SET EXERCISE ▸
Extract the whole listing as it stands. Do not include the pictures.

GIVEN DATA ▸
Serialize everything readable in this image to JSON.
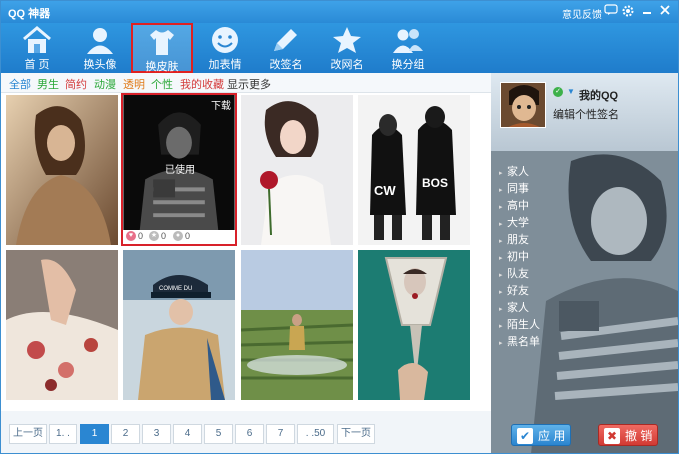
{
  "app": {
    "title": "QQ 神器",
    "feedback": "意见反馈"
  },
  "toolbar": {
    "items": [
      {
        "label": "首 页"
      },
      {
        "label": "换头像"
      },
      {
        "label": "换皮肤"
      },
      {
        "label": "加表情"
      },
      {
        "label": "改签名"
      },
      {
        "label": "改网名"
      },
      {
        "label": "换分组"
      }
    ]
  },
  "categories": [
    {
      "label": "全部",
      "color": "#2a86d2"
    },
    {
      "label": "男生",
      "color": "#2aa838"
    },
    {
      "label": "简约",
      "color": "#d43c3c"
    },
    {
      "label": "动漫",
      "color": "#2aa838"
    },
    {
      "label": "透明",
      "color": "#e07a1a"
    },
    {
      "label": "个性",
      "color": "#2aa838"
    },
    {
      "label": "我的收藏",
      "color": "#d43c3c"
    },
    {
      "label": "显示更多",
      "color": "#333333"
    }
  ],
  "gallery": {
    "download_label": "下载",
    "used_label": "已使用",
    "selected_stats": {
      "likes": "0",
      "favorites": "0",
      "views": "0"
    }
  },
  "pagination": {
    "prev": "上一页",
    "first": "1. .",
    "pages": [
      "1",
      "2",
      "3",
      "4",
      "5",
      "6",
      "7"
    ],
    "last": ". .50",
    "next": "下一页",
    "current": "1"
  },
  "profile": {
    "nickname": "我的QQ",
    "signature": "编辑个性签名"
  },
  "groups": [
    "家人",
    "同事",
    "高中",
    "大学",
    "朋友",
    "初中",
    "队友",
    "好友",
    "家人",
    "陌生人",
    "黑名单"
  ],
  "buttons": {
    "apply": "应 用",
    "cancel": "撤 销"
  }
}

EXERCISE OUTPUT ▸
Serialize everything readable in this image to JSON.
{
  "app": {
    "title": "QQ 神器",
    "feedback": "意见反馈"
  },
  "toolbar": {
    "items": [
      {
        "label": "首 页"
      },
      {
        "label": "换头像"
      },
      {
        "label": "换皮肤"
      },
      {
        "label": "加表情"
      },
      {
        "label": "改签名"
      },
      {
        "label": "改网名"
      },
      {
        "label": "换分组"
      }
    ]
  },
  "categories": [
    {
      "label": "全部",
      "color": "#2a86d2"
    },
    {
      "label": "男生",
      "color": "#2aa838"
    },
    {
      "label": "简约",
      "color": "#d43c3c"
    },
    {
      "label": "动漫",
      "color": "#2aa838"
    },
    {
      "label": "透明",
      "color": "#e07a1a"
    },
    {
      "label": "个性",
      "color": "#2aa838"
    },
    {
      "label": "我的收藏",
      "color": "#d43c3c"
    },
    {
      "label": "显示更多",
      "color": "#333333"
    }
  ],
  "gallery": {
    "download_label": "下载",
    "used_label": "已使用",
    "selected_stats": {
      "likes": "0",
      "favorites": "0",
      "views": "0"
    }
  },
  "pagination": {
    "prev": "上一页",
    "first": "1. .",
    "pages": [
      "1",
      "2",
      "3",
      "4",
      "5",
      "6",
      "7"
    ],
    "last": ". .50",
    "next": "下一页",
    "current": "1"
  },
  "profile": {
    "nickname": "我的QQ",
    "signature": "编辑个性签名"
  },
  "groups": [
    "家人",
    "同事",
    "高中",
    "大学",
    "朋友",
    "初中",
    "队友",
    "好友",
    "家人",
    "陌生人",
    "黑名单"
  ],
  "buttons": {
    "apply": "应 用",
    "cancel": "撤 销"
  }
}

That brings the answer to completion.